From the entries below, report how many lines contain the string "establecido". Give only that number.

### DATA FOR THE TASK ###

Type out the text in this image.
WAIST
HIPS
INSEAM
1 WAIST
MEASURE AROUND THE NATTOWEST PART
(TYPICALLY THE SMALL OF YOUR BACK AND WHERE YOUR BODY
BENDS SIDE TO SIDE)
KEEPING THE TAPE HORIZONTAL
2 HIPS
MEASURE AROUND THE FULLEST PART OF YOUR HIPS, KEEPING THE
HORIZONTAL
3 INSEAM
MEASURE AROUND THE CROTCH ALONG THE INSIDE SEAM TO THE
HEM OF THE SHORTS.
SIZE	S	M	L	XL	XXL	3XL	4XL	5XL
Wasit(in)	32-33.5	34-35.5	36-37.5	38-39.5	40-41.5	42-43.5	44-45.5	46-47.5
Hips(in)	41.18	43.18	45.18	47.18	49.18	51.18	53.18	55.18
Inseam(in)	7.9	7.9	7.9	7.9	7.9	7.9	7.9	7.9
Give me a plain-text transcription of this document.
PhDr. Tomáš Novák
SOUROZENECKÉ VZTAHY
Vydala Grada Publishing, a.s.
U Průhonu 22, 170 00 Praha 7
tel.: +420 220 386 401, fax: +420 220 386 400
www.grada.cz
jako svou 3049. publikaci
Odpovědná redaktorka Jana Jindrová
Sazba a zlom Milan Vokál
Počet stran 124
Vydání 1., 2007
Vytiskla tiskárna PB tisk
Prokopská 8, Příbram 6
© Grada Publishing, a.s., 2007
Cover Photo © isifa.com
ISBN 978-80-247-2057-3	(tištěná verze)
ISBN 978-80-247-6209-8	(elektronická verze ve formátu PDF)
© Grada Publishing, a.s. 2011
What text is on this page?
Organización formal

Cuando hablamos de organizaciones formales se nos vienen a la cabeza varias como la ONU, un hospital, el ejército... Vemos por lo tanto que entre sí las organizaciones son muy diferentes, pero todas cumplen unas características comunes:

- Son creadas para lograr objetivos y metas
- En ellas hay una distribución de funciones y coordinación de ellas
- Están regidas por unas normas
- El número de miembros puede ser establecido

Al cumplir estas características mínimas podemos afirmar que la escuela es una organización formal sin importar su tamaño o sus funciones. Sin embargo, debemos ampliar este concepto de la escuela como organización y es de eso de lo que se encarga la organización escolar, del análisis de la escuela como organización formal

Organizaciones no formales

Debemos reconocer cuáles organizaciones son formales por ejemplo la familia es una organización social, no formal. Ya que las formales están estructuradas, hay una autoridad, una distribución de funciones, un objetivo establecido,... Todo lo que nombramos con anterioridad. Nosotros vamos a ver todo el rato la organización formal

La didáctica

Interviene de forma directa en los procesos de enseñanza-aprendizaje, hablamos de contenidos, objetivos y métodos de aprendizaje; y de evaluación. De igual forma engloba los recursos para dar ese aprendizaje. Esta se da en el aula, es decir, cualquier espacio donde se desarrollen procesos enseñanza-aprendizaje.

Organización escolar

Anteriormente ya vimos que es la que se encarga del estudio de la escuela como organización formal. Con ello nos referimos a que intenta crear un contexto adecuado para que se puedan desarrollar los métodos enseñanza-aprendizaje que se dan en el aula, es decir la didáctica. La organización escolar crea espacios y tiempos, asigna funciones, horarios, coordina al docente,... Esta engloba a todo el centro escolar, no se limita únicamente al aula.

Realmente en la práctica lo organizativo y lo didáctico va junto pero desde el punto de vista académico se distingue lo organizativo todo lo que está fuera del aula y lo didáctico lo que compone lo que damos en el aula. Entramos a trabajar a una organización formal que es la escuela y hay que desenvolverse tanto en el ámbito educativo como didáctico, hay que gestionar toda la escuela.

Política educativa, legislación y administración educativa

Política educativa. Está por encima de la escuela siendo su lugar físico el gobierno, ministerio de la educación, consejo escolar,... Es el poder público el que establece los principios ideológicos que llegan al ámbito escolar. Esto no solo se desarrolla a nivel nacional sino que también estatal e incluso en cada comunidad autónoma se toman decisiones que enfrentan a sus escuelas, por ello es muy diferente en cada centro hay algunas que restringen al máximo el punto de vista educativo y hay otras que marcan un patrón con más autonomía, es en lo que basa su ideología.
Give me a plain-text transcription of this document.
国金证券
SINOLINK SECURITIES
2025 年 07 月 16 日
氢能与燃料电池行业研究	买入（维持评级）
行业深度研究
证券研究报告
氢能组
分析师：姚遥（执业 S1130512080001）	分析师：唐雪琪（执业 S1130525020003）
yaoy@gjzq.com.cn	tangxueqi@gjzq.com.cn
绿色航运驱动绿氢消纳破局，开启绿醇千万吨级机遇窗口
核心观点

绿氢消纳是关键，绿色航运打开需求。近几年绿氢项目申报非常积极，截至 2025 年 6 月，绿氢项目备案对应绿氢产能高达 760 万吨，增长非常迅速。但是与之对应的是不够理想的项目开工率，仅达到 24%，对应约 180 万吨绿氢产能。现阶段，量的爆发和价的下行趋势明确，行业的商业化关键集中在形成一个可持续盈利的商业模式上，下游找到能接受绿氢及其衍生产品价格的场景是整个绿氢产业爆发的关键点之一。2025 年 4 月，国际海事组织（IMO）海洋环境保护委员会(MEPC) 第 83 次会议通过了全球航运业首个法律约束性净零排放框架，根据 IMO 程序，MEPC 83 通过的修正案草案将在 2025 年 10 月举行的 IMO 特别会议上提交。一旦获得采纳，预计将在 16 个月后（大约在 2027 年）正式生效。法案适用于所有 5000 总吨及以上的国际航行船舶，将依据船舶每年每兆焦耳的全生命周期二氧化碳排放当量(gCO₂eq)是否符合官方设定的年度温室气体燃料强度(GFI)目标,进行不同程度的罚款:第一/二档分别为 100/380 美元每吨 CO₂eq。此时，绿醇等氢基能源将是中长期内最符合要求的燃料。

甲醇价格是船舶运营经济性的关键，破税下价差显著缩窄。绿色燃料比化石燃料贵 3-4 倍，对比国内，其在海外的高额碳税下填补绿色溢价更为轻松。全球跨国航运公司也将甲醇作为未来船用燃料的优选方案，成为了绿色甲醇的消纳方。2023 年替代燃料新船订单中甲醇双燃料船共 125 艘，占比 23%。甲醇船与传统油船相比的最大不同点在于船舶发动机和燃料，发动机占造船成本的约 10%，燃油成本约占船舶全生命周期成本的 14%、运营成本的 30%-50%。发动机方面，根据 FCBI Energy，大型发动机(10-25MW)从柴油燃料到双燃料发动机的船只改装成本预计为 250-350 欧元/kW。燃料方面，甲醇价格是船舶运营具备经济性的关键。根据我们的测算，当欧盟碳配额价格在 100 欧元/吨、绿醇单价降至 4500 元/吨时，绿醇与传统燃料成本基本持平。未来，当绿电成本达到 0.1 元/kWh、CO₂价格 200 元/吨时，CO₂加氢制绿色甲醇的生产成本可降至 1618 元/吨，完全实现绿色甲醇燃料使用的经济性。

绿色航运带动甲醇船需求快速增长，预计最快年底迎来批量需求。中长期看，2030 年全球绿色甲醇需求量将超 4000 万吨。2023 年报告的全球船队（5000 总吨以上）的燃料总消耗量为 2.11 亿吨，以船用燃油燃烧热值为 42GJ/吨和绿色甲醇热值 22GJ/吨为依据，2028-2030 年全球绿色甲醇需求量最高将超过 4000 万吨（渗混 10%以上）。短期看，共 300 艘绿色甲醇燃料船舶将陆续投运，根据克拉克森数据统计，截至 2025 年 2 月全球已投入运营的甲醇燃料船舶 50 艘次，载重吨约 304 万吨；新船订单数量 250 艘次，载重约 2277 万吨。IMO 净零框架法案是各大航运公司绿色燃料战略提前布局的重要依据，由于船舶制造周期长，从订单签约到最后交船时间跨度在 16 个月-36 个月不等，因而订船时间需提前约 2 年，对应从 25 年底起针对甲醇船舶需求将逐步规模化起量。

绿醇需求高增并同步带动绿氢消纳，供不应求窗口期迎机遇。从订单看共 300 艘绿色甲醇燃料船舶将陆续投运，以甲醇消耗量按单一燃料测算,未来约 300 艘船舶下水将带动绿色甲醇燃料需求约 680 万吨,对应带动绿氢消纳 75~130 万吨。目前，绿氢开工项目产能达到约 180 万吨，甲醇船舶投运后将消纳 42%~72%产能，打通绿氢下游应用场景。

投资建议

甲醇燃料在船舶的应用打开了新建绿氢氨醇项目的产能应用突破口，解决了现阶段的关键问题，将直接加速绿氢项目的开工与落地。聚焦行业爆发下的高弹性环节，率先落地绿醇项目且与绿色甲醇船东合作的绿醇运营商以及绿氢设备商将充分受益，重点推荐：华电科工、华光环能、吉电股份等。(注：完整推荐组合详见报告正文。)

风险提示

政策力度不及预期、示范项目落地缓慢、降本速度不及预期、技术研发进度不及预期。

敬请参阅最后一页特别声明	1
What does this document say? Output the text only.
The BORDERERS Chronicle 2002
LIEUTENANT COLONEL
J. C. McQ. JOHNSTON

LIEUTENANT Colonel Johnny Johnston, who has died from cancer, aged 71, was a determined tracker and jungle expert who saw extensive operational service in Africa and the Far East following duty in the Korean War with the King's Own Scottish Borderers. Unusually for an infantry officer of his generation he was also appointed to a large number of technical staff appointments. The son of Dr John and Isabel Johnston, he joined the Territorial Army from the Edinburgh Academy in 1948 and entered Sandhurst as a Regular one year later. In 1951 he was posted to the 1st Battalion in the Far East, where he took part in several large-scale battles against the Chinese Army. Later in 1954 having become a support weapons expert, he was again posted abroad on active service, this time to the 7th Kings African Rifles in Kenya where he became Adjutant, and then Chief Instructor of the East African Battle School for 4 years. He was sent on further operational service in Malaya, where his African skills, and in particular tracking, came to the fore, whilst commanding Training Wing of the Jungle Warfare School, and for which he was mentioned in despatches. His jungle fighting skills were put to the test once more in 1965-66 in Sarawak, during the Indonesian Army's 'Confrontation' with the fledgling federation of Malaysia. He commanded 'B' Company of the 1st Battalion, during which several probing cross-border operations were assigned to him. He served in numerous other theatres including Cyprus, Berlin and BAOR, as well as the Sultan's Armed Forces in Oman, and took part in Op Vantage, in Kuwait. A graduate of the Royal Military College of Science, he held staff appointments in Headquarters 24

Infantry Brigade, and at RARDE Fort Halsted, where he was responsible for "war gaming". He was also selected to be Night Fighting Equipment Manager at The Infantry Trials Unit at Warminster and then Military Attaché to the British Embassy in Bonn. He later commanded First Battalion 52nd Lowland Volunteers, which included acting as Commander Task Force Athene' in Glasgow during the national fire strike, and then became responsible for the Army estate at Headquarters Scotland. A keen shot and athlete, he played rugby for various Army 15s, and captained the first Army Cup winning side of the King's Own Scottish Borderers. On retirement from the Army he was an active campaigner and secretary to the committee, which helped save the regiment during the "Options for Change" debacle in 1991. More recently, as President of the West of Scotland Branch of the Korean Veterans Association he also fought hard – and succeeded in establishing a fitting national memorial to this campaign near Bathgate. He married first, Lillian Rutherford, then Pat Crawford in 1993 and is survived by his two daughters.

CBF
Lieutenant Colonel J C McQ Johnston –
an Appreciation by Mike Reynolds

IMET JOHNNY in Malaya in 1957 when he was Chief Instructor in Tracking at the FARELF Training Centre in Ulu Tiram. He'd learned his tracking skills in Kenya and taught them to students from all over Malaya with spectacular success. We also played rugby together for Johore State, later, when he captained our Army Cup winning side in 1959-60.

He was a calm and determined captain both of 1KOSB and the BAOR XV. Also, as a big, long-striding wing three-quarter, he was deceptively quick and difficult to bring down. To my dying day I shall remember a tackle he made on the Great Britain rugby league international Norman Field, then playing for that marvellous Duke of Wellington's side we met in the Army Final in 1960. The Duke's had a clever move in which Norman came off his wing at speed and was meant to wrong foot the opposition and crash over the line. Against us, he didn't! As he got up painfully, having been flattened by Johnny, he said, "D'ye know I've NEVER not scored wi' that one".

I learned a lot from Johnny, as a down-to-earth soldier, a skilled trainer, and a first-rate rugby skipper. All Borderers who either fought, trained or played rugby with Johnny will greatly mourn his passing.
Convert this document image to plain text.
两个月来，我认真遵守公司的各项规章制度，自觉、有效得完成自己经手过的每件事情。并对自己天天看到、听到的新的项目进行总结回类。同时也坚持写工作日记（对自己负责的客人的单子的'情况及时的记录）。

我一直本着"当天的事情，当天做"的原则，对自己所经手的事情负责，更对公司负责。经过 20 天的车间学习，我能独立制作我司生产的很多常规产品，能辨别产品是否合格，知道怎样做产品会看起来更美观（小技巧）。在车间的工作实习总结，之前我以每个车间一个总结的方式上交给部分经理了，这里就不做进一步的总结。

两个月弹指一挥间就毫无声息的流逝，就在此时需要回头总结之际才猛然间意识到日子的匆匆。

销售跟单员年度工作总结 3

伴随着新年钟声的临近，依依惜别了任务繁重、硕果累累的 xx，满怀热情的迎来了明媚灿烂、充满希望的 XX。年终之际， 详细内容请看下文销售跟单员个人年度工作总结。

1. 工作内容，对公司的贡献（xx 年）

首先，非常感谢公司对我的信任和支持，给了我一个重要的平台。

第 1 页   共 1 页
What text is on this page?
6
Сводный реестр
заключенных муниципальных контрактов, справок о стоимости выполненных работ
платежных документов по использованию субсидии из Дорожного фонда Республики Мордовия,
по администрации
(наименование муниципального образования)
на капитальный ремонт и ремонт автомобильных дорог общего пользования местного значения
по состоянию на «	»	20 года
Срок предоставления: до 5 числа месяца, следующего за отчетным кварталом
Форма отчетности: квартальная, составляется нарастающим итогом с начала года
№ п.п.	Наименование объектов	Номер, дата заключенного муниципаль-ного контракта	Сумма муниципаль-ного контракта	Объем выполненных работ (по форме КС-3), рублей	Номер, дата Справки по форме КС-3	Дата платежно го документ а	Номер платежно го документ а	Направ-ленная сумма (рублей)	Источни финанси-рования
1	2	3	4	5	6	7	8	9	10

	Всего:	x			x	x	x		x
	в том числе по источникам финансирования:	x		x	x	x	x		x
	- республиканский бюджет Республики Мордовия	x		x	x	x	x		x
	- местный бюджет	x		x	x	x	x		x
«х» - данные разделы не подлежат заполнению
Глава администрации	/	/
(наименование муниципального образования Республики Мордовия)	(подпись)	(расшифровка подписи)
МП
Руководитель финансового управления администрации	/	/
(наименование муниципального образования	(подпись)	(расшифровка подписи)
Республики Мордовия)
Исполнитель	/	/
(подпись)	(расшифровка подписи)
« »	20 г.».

###

- **COMPLETED TASK**
2